------ EXCERPTED RECORDS ------
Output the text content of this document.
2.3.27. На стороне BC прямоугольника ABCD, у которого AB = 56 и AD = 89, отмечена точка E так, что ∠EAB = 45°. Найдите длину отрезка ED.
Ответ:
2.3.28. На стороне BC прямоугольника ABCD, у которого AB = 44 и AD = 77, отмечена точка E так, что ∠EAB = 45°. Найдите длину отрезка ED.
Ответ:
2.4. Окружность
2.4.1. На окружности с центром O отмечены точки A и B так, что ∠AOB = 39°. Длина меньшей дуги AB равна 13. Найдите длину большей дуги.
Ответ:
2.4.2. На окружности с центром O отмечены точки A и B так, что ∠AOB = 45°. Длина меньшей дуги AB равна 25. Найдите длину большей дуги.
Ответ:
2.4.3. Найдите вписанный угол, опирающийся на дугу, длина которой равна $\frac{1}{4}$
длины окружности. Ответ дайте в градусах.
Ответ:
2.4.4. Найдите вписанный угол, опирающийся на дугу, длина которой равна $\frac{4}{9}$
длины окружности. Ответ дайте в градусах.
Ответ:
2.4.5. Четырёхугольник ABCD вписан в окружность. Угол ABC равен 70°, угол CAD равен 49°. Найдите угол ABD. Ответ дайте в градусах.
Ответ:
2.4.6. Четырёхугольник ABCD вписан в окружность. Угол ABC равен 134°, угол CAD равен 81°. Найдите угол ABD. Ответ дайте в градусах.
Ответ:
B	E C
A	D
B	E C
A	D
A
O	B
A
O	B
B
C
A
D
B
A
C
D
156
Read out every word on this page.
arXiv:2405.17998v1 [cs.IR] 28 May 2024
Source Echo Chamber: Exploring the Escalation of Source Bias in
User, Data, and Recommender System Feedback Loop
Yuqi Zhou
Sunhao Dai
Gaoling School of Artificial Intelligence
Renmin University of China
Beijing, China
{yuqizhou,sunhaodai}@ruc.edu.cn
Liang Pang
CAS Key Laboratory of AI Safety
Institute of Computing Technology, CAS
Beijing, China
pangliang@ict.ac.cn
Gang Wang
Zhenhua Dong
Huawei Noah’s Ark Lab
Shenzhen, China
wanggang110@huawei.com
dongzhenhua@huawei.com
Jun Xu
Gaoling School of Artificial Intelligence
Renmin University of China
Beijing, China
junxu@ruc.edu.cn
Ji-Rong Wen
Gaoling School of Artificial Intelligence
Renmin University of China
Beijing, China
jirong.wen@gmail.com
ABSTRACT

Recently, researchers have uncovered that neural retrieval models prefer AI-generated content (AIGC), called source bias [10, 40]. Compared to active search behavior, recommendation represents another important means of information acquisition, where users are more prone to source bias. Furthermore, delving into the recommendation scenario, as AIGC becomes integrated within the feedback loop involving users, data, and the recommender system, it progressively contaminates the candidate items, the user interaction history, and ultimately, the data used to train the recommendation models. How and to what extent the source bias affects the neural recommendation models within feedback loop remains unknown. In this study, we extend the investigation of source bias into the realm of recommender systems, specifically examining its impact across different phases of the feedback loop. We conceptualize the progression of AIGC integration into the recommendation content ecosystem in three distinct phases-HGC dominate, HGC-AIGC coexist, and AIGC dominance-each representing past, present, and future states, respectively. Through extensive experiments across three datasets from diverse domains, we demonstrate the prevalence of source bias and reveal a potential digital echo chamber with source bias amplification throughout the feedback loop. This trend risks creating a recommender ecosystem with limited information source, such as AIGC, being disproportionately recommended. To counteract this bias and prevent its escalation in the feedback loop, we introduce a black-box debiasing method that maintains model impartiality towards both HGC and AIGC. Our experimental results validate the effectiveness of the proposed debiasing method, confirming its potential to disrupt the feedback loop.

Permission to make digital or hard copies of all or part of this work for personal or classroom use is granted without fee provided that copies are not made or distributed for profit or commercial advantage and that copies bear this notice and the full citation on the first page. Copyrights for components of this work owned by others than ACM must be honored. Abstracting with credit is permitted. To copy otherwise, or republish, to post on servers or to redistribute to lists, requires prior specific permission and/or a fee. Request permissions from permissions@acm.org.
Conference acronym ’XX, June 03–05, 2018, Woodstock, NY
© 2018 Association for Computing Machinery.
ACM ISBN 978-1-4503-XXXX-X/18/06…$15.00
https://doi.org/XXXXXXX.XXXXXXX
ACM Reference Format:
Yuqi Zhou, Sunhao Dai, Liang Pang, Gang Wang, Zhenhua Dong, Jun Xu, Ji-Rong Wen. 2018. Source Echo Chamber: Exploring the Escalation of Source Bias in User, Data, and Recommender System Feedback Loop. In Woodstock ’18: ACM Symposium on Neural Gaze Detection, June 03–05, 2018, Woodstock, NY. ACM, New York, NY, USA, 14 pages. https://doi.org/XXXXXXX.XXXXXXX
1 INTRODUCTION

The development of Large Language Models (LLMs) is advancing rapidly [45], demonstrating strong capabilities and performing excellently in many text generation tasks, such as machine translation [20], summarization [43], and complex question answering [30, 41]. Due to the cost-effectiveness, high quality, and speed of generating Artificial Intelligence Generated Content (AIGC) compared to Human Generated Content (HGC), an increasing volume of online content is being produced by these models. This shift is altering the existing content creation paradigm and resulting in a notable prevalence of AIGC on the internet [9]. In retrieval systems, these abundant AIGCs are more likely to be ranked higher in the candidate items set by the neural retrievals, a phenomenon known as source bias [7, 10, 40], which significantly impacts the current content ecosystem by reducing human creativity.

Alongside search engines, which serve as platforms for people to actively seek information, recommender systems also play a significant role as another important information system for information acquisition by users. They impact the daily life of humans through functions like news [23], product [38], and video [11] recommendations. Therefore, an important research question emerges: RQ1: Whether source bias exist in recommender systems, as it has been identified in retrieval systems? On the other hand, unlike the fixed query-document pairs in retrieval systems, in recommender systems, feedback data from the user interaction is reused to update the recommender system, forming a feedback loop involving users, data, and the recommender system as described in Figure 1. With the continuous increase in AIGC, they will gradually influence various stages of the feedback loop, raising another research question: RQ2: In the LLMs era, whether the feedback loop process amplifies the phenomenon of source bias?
------
EXERCISE BRIEF: Search the material above for "XXXXXXX". Pull out each line where it shows up.

SOLUTION FOR THIS TASK:
https://doi.org/XXXXXXX.XXXXXXX
Yuqi Zhou, Sunhao Dai, Liang Pang, Gang Wang, Zhenhua Dong, Jun Xu, Ji-Rong Wen. 2018. Source Echo Chamber: Exploring the Escalation of Source Bias in User, Data, and Recommender System Feedback Loop. In Woodstock ’18: ACM Symposium on Neural Gaze Detection, June 03–05, 2018, Woodstock, NY. ACM, New York, NY, USA, 14 pages. https://doi.org/XXXXXXX.XXXXXXX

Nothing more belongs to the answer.